Figure dataset records
________

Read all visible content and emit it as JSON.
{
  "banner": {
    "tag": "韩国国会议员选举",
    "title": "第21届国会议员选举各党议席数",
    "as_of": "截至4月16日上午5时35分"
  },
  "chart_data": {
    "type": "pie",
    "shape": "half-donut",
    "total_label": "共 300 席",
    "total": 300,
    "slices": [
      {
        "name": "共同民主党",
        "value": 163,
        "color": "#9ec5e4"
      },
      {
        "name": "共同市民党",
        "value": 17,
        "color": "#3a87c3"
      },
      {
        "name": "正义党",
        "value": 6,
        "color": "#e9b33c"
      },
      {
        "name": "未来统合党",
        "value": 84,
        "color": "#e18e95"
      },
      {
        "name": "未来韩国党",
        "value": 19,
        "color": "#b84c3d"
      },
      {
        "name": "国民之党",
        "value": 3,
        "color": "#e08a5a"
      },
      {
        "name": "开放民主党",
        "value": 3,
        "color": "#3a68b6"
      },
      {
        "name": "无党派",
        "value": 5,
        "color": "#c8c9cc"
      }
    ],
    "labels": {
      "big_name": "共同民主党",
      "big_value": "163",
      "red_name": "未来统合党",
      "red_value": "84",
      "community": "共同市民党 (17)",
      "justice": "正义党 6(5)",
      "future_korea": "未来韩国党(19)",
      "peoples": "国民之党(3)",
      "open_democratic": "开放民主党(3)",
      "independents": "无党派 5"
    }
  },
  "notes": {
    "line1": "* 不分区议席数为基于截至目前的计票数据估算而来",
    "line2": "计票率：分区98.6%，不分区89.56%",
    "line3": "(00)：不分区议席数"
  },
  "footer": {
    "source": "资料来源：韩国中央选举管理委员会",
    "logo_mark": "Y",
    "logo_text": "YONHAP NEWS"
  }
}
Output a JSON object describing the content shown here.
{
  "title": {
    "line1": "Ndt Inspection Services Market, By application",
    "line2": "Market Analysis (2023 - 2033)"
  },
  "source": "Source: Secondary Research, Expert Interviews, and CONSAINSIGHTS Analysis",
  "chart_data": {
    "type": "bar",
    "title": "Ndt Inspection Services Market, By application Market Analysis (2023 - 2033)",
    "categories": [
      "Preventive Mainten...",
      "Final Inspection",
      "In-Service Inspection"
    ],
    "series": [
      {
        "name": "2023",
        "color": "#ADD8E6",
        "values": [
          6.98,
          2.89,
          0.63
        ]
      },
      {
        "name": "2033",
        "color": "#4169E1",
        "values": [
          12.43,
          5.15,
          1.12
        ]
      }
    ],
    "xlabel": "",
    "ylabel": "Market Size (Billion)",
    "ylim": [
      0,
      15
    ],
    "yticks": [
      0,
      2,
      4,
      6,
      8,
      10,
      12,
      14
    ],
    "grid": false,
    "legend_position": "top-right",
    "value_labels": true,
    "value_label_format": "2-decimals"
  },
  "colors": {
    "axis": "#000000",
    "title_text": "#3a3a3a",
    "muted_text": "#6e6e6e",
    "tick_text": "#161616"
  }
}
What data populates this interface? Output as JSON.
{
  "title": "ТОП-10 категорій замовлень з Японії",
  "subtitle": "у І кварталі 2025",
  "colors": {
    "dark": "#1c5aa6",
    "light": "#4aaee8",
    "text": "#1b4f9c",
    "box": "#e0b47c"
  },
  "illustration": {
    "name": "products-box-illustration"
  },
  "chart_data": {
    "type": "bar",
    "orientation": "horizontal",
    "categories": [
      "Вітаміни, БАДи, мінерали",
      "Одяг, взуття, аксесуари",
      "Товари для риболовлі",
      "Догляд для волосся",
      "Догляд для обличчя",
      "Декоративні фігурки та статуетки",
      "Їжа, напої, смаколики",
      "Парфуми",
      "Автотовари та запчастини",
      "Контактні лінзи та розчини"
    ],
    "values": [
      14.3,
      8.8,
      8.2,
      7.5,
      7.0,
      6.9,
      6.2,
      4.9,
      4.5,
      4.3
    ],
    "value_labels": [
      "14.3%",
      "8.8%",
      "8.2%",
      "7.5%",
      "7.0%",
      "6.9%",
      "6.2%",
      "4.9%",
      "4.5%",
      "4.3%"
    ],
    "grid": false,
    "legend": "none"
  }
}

________

- _REQUIREMENT_
Reproduce the records in full, exactly as written.

- _WRITTEN RESPONSE_
Read all visible content and emit it as JSON.
{
  "banner": {
    "tag": "韩国国会议员选举",
    "title": "第21届国会议员选举各党议席数",
    "as_of": "截至4月16日上午5时35分"
  },
  "chart_data": {
    "type": "pie",
    "shape": "half-donut",
    "total_label": "共 300 席",
    "total": 300,
    "slices": [
      {
        "name": "共同民主党",
        "value": 163,
        "color": "#9ec5e4"
      },
      {
        "name": "共同市民党",
        "value": 17,
        "color": "#3a87c3"
      },
      {
        "name": "正义党",
        "value": 6,
        "color": "#e9b33c"
      },
      {
        "name": "未来统合党",
        "value": 84,
        "color": "#e18e95"
      },
      {
        "name": "未来韩国党",
        "value": 19,
        "color": "#b84c3d"
      },
      {
        "name": "国民之党",
        "value": 3,
        "color": "#e08a5a"
      },
      {
        "name": "开放民主党",
        "value": 3,
        "color": "#3a68b6"
      },
      {
        "name": "无党派",
        "value": 5,
        "color": "#c8c9cc"
      }
    ],
    "labels": {
      "big_name": "共同民主党",
      "big_value": "163",
      "red_name": "未来统合党",
      "red_value": "84",
      "community": "共同市民党 (17)",
      "justice": "正义党 6(5)",
      "future_korea": "未来韩国党(19)",
      "peoples": "国民之党(3)",
      "open_democratic": "开放民主党(3)",
      "independents": "无党派 5"
    }
  },
  "notes": {
    "line1": "* 不分区议席数为基于截至目前的计票数据估算而来",
    "line2": "计票率：分区98.6%，不分区89.56%",
    "line3": "(00)：不分区议席数"
  },
  "footer": {
    "source": "资料来源：韩国中央选举管理委员会",
    "logo_mark": "Y",
    "logo_text": "YONHAP NEWS"
  }
}
Output a JSON object describing the content shown here.
{
  "title": {
    "line1": "Ndt Inspection Services Market, By application",
    "line2": "Market Analysis (2023 - 2033)"
  },
  "source": "Source: Secondary Research, Expert Interviews, and CONSAINSIGHTS Analysis",
  "chart_data": {
    "type": "bar",
    "title": "Ndt Inspection Services Market, By application Market Analysis (2023 - 2033)",
    "categories": [
      "Preventive Mainten...",
      "Final Inspection",
      "In-Service Inspection"
    ],
    "series": [
      {
        "name": "2023",
        "color": "#ADD8E6",
        "values": [
          6.98,
          2.89,
          0.63
        ]
      },
      {
        "name": "2033",
        "color": "#4169E1",
        "values": [
          12.43,
          5.15,
          1.12
        ]
      }
    ],
    "xlabel": "",
    "ylabel": "Market Size (Billion)",
    "ylim": [
      0,
      15
    ],
    "yticks": [
      0,
      2,
      4,
      6,
      8,
      10,
      12,
      14
    ],
    "grid": false,
    "legend_position": "top-right",
    "value_labels": true,
    "value_label_format": "2-decimals"
  },
  "colors": {
    "axis": "#000000",
    "title_text": "#3a3a3a",
    "muted_text": "#6e6e6e",
    "tick_text": "#161616"
  }
}
What data populates this interface? Output as JSON.
{
  "title": "ТОП-10 категорій замовлень з Японії",
  "subtitle": "у І кварталі 2025",
  "colors": {
    "dark": "#1c5aa6",
    "light": "#4aaee8",
    "text": "#1b4f9c",
    "box": "#e0b47c"
  },
  "illustration": {
    "name": "products-box-illustration"
  },
  "chart_data": {
    "type": "bar",
    "orientation": "horizontal",
    "categories": [
      "Вітаміни, БАДи, мінерали",
      "Одяг, взуття, аксесуари",
      "Товари для риболовлі",
      "Догляд для волосся",
      "Догляд для обличчя",
      "Декоративні фігурки та статуетки",
      "Їжа, напої, смаколики",
      "Парфуми",
      "Автотовари та запчастини",
      "Контактні лінзи та розчини"
    ],
    "values": [
      14.3,
      8.8,
      8.2,
      7.5,
      7.0,
      6.9,
      6.2,
      4.9,
      4.5,
      4.3
    ],
    "value_labels": [
      "14.3%",
      "8.8%",
      "8.2%",
      "7.5%",
      "7.0%",
      "6.9%",
      "6.2%",
      "4.9%",
      "4.5%",
      "4.3%"
    ],
    "grid": false,
    "legend": "none"
  }
}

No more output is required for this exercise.